● **YOUR TASK**:
Find and copy lines holding "лицевой".
═════ DATA LISTING
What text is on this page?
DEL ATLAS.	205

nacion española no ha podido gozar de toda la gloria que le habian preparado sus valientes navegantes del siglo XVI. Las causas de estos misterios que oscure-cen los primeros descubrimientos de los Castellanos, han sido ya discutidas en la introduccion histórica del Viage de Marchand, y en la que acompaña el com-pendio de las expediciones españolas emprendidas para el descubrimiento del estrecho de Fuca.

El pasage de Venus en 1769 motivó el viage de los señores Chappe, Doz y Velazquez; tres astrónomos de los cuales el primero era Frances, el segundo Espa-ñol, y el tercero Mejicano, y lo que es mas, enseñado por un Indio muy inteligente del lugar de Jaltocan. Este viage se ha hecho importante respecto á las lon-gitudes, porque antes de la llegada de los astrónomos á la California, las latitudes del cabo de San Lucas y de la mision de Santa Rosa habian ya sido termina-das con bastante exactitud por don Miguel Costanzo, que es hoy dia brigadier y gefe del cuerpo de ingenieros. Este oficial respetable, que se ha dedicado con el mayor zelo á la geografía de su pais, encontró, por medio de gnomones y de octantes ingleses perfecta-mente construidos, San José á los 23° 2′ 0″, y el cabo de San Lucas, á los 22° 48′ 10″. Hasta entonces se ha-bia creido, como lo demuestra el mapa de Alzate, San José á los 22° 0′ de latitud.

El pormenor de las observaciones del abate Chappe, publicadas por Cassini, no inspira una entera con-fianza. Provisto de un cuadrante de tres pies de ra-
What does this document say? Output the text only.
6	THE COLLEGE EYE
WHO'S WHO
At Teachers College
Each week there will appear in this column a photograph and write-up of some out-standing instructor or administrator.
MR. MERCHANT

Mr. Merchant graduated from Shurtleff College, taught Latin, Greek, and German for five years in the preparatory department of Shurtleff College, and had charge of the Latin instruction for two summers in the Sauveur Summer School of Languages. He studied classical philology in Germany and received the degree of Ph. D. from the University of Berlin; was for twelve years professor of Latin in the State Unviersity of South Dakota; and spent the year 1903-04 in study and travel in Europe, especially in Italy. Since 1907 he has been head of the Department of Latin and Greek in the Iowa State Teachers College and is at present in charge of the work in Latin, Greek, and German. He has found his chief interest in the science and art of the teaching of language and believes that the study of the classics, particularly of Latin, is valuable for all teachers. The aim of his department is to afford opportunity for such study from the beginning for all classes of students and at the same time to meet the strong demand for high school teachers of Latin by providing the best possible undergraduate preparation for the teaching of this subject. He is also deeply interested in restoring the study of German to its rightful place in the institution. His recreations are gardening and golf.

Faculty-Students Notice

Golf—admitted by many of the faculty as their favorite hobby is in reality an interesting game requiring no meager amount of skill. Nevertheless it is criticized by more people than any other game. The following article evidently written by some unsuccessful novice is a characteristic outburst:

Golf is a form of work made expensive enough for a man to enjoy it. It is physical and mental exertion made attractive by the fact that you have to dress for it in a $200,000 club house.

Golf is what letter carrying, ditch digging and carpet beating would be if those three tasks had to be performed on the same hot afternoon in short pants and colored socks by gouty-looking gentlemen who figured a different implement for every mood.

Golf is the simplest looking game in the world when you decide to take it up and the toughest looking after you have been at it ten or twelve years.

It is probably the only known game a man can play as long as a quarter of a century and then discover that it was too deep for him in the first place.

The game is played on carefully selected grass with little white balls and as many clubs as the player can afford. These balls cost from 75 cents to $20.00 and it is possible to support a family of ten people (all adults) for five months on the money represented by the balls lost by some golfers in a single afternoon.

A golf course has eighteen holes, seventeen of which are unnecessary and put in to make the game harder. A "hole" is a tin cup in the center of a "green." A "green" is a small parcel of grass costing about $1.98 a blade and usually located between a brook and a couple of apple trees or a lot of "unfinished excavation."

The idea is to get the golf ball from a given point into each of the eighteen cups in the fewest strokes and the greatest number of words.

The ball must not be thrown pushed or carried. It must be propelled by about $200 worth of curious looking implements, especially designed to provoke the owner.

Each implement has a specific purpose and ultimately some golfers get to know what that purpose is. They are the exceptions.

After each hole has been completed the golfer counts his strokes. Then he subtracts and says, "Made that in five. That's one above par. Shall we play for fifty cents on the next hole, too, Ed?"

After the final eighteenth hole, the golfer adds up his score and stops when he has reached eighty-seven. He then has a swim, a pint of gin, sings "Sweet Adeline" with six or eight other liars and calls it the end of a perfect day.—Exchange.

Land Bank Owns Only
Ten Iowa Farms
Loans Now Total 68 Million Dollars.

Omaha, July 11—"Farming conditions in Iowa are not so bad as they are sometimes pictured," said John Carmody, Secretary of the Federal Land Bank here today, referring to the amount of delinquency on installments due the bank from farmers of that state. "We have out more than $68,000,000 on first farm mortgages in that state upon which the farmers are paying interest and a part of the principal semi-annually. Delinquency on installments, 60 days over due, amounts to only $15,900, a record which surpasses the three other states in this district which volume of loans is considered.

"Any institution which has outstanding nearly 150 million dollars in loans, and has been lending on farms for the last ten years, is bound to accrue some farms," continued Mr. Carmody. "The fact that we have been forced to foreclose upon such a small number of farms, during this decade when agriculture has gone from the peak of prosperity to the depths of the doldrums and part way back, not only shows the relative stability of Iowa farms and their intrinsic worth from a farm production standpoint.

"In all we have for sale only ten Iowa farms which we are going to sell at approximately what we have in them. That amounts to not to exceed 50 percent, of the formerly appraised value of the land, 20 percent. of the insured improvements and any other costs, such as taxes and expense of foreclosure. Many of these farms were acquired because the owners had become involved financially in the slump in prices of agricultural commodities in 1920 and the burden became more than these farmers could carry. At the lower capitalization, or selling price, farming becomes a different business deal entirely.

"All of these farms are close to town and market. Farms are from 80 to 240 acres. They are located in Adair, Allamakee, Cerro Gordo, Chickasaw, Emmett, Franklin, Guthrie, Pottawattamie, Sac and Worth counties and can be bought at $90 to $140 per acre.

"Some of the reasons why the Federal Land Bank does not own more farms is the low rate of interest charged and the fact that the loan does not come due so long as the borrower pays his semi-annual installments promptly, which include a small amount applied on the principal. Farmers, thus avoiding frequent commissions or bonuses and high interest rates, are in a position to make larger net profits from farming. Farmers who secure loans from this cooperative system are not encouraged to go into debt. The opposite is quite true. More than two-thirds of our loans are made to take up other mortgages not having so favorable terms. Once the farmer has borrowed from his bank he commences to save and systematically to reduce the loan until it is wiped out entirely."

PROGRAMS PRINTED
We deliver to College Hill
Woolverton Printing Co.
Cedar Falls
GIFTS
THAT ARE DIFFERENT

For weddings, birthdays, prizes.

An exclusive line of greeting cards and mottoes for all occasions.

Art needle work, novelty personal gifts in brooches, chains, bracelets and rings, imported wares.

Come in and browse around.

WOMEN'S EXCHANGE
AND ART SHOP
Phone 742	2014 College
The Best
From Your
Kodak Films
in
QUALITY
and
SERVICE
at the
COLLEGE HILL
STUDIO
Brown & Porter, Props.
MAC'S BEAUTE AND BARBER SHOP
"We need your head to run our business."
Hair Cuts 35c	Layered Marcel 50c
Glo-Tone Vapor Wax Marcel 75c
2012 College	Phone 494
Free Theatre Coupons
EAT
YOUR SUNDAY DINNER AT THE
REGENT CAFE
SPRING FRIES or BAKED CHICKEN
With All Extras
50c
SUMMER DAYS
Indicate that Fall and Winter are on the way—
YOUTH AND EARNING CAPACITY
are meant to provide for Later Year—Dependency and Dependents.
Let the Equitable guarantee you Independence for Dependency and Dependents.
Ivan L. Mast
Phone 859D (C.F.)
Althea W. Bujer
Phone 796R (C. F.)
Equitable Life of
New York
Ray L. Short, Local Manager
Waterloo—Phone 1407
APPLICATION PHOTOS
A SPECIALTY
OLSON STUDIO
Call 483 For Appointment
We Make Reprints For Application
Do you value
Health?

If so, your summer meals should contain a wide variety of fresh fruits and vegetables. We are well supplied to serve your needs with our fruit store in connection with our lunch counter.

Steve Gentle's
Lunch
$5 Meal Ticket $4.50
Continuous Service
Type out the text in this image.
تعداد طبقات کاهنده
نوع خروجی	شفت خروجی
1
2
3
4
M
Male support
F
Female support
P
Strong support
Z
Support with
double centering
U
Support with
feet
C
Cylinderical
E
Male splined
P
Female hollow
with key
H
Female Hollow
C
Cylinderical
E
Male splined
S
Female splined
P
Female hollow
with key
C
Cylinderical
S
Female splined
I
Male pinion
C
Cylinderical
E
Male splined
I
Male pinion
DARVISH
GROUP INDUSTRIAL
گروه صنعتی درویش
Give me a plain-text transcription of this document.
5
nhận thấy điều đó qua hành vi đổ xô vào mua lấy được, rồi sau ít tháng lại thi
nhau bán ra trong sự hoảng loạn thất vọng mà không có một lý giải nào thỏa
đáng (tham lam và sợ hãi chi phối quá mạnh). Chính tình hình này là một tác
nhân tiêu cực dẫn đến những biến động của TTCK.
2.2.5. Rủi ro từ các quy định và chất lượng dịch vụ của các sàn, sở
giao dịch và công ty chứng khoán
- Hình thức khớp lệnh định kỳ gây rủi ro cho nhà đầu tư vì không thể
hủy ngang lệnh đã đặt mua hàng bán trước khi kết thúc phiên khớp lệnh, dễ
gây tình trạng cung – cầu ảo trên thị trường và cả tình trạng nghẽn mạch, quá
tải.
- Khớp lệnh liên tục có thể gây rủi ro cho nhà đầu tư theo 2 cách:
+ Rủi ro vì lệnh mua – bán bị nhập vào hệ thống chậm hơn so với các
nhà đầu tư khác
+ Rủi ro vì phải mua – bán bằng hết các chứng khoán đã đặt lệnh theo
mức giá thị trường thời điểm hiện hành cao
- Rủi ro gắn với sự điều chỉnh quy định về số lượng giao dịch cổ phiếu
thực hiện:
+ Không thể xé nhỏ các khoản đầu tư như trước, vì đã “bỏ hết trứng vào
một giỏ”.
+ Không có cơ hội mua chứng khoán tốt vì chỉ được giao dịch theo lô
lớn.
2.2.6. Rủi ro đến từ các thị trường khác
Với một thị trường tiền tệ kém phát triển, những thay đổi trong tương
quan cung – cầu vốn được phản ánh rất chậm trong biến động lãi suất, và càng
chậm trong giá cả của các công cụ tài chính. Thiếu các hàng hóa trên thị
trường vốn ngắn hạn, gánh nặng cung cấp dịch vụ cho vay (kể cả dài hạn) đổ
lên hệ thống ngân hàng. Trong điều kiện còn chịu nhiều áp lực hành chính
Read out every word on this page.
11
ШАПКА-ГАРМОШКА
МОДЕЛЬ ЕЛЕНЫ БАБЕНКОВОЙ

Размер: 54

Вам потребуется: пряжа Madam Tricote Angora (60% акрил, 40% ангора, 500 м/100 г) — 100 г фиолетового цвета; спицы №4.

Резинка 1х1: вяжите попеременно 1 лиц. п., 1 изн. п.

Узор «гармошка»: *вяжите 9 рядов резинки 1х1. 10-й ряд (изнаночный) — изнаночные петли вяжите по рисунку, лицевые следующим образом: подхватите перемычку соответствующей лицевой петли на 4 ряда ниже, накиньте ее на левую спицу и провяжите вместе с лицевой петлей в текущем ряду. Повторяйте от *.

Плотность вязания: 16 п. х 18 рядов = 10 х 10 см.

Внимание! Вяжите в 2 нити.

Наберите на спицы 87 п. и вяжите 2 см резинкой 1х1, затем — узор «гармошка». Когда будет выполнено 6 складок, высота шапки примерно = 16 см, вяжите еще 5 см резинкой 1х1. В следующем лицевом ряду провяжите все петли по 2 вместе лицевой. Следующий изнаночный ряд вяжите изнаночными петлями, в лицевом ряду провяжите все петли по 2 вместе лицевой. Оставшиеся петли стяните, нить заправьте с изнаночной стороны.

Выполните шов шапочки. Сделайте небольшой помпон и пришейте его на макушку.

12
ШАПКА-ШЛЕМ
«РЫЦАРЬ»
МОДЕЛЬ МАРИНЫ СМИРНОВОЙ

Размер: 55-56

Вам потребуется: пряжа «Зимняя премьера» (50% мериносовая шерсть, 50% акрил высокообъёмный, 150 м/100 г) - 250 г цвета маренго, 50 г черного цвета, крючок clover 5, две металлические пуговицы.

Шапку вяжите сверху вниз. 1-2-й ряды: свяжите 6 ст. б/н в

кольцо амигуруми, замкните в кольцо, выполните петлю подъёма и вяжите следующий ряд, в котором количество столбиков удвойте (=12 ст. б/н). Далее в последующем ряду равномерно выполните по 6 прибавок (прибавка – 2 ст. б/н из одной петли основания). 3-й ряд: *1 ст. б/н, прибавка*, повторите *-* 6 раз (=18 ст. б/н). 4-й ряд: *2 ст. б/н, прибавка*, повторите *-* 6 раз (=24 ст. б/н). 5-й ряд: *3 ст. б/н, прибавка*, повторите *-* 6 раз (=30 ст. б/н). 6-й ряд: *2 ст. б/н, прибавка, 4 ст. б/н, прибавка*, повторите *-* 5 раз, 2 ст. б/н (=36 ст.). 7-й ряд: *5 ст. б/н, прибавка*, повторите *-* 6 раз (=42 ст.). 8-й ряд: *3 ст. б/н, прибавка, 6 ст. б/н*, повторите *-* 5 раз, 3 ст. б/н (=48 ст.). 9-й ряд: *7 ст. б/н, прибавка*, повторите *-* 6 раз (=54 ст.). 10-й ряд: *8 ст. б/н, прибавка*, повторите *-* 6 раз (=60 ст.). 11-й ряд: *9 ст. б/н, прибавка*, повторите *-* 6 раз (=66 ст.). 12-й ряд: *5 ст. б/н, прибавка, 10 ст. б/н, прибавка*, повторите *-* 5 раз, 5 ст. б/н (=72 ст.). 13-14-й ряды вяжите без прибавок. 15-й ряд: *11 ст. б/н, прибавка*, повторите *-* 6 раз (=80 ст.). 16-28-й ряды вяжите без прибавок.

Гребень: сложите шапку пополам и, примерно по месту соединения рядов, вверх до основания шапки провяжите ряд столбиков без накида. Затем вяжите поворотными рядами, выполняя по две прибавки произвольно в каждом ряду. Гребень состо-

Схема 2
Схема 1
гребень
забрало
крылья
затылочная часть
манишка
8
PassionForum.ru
══════════
● **EXERCISE OUTPUT**:
Узор «гармошка»: *вяжите 9 рядов резинки 1х1. 10-й ряд (изнаночный) — изнаночные петли вяжите по рисунку, лицевые следующим образом: подхватите перемычку соответствующей лицевой петли на 4 ряда ниже, накиньте ее на левую спицу и провяжите вместе с лицевой петлей в текущем ряду. Повторяйте от *.
Наберите на спицы 87 п. и вяжите 2 см резинкой 1х1, затем — узор «гармошка». Когда будет выполнено 6 складок, высота шапки примерно = 16 см, вяжите еще 5 см резинкой 1х1. В следующем лицевом ряду провяжите все петли по 2 вместе лицевой. Следующий изнаночный ряд вяжите изнаночными петлями, в лицевом ряду провяжите все петли по 2 вместе лицевой. Оставшиеся петли стяните, нить заправьте с изнаночной стороны.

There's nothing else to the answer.